## Directive
Print the complete set of entries exactly.
* * *
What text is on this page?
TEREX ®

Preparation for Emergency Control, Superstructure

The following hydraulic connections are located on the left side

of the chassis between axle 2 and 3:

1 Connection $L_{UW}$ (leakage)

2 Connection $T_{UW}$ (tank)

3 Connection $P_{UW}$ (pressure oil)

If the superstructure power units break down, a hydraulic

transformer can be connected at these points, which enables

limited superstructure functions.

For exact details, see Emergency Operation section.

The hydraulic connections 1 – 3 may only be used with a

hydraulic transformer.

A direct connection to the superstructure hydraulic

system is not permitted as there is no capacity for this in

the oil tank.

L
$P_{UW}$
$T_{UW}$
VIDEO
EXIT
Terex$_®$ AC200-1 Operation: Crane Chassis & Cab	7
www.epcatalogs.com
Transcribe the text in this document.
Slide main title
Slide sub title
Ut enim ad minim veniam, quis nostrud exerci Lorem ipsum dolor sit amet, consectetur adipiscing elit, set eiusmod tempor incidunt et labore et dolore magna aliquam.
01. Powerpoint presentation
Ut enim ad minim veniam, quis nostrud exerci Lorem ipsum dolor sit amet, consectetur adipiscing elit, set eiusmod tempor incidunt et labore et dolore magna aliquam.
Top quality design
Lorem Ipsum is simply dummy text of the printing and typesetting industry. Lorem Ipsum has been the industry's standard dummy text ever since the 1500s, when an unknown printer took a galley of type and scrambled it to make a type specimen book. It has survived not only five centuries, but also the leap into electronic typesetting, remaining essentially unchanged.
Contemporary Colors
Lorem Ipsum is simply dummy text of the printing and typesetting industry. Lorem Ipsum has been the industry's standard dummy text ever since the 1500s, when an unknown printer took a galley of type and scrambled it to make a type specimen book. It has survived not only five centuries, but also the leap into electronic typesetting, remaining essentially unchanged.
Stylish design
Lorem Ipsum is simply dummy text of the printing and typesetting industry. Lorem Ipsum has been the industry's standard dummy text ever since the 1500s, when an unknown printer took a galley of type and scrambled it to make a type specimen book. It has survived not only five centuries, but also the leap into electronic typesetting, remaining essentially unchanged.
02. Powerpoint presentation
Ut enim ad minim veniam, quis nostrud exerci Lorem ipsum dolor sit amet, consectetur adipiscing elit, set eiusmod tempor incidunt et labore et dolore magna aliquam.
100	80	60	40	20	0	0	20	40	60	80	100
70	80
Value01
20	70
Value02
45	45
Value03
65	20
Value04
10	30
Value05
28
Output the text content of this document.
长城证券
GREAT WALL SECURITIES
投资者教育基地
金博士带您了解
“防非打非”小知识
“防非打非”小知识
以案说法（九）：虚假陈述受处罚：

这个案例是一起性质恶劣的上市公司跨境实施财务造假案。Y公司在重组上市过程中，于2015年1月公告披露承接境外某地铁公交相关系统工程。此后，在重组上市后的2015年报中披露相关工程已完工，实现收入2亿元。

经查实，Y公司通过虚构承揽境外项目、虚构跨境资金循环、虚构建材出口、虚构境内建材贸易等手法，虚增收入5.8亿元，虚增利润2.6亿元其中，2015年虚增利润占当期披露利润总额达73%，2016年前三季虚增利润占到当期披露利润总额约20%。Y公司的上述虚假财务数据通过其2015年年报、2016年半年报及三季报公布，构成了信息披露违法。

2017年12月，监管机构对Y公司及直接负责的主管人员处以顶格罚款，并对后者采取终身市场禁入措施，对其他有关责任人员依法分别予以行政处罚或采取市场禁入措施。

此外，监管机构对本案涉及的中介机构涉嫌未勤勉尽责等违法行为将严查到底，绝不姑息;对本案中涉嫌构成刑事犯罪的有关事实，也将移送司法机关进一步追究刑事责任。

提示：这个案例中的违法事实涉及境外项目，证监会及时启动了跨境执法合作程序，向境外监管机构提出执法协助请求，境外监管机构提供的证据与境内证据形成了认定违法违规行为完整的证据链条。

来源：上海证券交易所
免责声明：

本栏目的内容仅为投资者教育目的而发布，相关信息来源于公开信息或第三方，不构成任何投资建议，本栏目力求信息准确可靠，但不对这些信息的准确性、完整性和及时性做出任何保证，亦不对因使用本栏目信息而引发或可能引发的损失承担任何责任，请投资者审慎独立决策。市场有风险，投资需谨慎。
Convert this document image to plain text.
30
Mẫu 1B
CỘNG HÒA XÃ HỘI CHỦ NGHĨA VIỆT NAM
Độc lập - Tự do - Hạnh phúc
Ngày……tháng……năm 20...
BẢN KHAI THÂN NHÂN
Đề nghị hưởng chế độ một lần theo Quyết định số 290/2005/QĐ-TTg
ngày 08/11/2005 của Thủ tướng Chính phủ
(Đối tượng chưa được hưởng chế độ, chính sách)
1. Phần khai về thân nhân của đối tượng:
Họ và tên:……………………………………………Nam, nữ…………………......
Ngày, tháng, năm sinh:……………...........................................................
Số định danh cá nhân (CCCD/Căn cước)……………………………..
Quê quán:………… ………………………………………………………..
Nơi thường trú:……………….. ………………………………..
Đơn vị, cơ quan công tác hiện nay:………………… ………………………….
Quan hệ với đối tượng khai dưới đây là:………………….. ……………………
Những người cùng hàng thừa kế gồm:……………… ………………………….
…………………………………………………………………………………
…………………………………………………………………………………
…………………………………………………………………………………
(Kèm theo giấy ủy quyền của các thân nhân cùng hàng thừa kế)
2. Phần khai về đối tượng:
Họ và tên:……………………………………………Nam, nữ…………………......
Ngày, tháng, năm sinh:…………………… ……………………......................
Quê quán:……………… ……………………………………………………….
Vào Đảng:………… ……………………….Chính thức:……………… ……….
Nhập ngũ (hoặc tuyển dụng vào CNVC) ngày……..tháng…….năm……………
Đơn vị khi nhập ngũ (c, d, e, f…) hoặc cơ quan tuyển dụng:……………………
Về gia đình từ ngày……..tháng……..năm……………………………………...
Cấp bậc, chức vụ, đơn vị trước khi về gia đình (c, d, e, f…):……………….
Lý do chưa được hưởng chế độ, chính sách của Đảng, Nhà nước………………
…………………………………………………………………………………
* * *
## Answer
What text is on this page?
TEREX ®

Preparation for Emergency Control, Superstructure

The following hydraulic connections are located on the left side

of the chassis between axle 2 and 3:

1 Connection $L_{UW}$ (leakage)

2 Connection $T_{UW}$ (tank)

3 Connection $P_{UW}$ (pressure oil)

If the superstructure power units break down, a hydraulic

transformer can be connected at these points, which enables

limited superstructure functions.

For exact details, see Emergency Operation section.

The hydraulic connections 1 – 3 may only be used with a

hydraulic transformer.

A direct connection to the superstructure hydraulic

system is not permitted as there is no capacity for this in

the oil tank.

L
$P_{UW}$
$T_{UW}$
VIDEO
EXIT
Terex$_®$ AC200-1 Operation: Crane Chassis & Cab	7
www.epcatalogs.com
Transcribe the text in this document.
Slide main title
Slide sub title
Ut enim ad minim veniam, quis nostrud exerci Lorem ipsum dolor sit amet, consectetur adipiscing elit, set eiusmod tempor incidunt et labore et dolore magna aliquam.
01. Powerpoint presentation
Ut enim ad minim veniam, quis nostrud exerci Lorem ipsum dolor sit amet, consectetur adipiscing elit, set eiusmod tempor incidunt et labore et dolore magna aliquam.
Top quality design
Lorem Ipsum is simply dummy text of the printing and typesetting industry. Lorem Ipsum has been the industry's standard dummy text ever since the 1500s, when an unknown printer took a galley of type and scrambled it to make a type specimen book. It has survived not only five centuries, but also the leap into electronic typesetting, remaining essentially unchanged.
Contemporary Colors
Lorem Ipsum is simply dummy text of the printing and typesetting industry. Lorem Ipsum has been the industry's standard dummy text ever since the 1500s, when an unknown printer took a galley of type and scrambled it to make a type specimen book. It has survived not only five centuries, but also the leap into electronic typesetting, remaining essentially unchanged.
Stylish design
Lorem Ipsum is simply dummy text of the printing and typesetting industry. Lorem Ipsum has been the industry's standard dummy text ever since the 1500s, when an unknown printer took a galley of type and scrambled it to make a type specimen book. It has survived not only five centuries, but also the leap into electronic typesetting, remaining essentially unchanged.
02. Powerpoint presentation
Ut enim ad minim veniam, quis nostrud exerci Lorem ipsum dolor sit amet, consectetur adipiscing elit, set eiusmod tempor incidunt et labore et dolore magna aliquam.
100	80	60	40	20	0	0	20	40	60	80	100
70	80
Value01
20	70
Value02
45	45
Value03
65	20
Value04
10	30
Value05
28
Output the text content of this document.
长城证券
GREAT WALL SECURITIES
投资者教育基地
金博士带您了解
“防非打非”小知识
“防非打非”小知识
以案说法（九）：虚假陈述受处罚：

这个案例是一起性质恶劣的上市公司跨境实施财务造假案。Y公司在重组上市过程中，于2015年1月公告披露承接境外某地铁公交相关系统工程。此后，在重组上市后的2015年报中披露相关工程已完工，实现收入2亿元。

经查实，Y公司通过虚构承揽境外项目、虚构跨境资金循环、虚构建材出口、虚构境内建材贸易等手法，虚增收入5.8亿元，虚增利润2.6亿元其中，2015年虚增利润占当期披露利润总额达73%，2016年前三季虚增利润占到当期披露利润总额约20%。Y公司的上述虚假财务数据通过其2015年年报、2016年半年报及三季报公布，构成了信息披露违法。

2017年12月，监管机构对Y公司及直接负责的主管人员处以顶格罚款，并对后者采取终身市场禁入措施，对其他有关责任人员依法分别予以行政处罚或采取市场禁入措施。

此外，监管机构对本案涉及的中介机构涉嫌未勤勉尽责等违法行为将严查到底，绝不姑息;对本案中涉嫌构成刑事犯罪的有关事实，也将移送司法机关进一步追究刑事责任。

提示：这个案例中的违法事实涉及境外项目，证监会及时启动了跨境执法合作程序，向境外监管机构提出执法协助请求，境外监管机构提供的证据与境内证据形成了认定违法违规行为完整的证据链条。

来源：上海证券交易所
免责声明：

本栏目的内容仅为投资者教育目的而发布，相关信息来源于公开信息或第三方，不构成任何投资建议，本栏目力求信息准确可靠，但不对这些信息的准确性、完整性和及时性做出任何保证，亦不对因使用本栏目信息而引发或可能引发的损失承担任何责任，请投资者审慎独立决策。市场有风险，投资需谨慎。
Convert this document image to plain text.
30
Mẫu 1B
CỘNG HÒA XÃ HỘI CHỦ NGHĨA VIỆT NAM
Độc lập - Tự do - Hạnh phúc
Ngày……tháng……năm 20...
BẢN KHAI THÂN NHÂN
Đề nghị hưởng chế độ một lần theo Quyết định số 290/2005/QĐ-TTg
ngày 08/11/2005 của Thủ tướng Chính phủ
(Đối tượng chưa được hưởng chế độ, chính sách)
1. Phần khai về thân nhân của đối tượng:
Họ và tên:……………………………………………Nam, nữ…………………......
Ngày, tháng, năm sinh:……………...........................................................
Số định danh cá nhân (CCCD/Căn cước)……………………………..
Quê quán:………… ………………………………………………………..
Nơi thường trú:……………….. ………………………………..
Đơn vị, cơ quan công tác hiện nay:………………… ………………………….
Quan hệ với đối tượng khai dưới đây là:………………….. ……………………
Những người cùng hàng thừa kế gồm:……………… ………………………….
…………………………………………………………………………………
…………………………………………………………………………………
…………………………………………………………………………………
(Kèm theo giấy ủy quyền của các thân nhân cùng hàng thừa kế)
2. Phần khai về đối tượng:
Họ và tên:……………………………………………Nam, nữ…………………......
Ngày, tháng, năm sinh:…………………… ……………………......................
Quê quán:……………… ……………………………………………………….
Vào Đảng:………… ……………………….Chính thức:……………… ……….
Nhập ngũ (hoặc tuyển dụng vào CNVC) ngày……..tháng…….năm……………
Đơn vị khi nhập ngũ (c, d, e, f…) hoặc cơ quan tuyển dụng:……………………
Về gia đình từ ngày……..tháng……..năm……………………………………...
Cấp bậc, chức vụ, đơn vị trước khi về gia đình (c, d, e, f…):……………….
Lý do chưa được hưởng chế độ, chính sách của Đảng, Nhà nước………………
…………………………………………………………………………………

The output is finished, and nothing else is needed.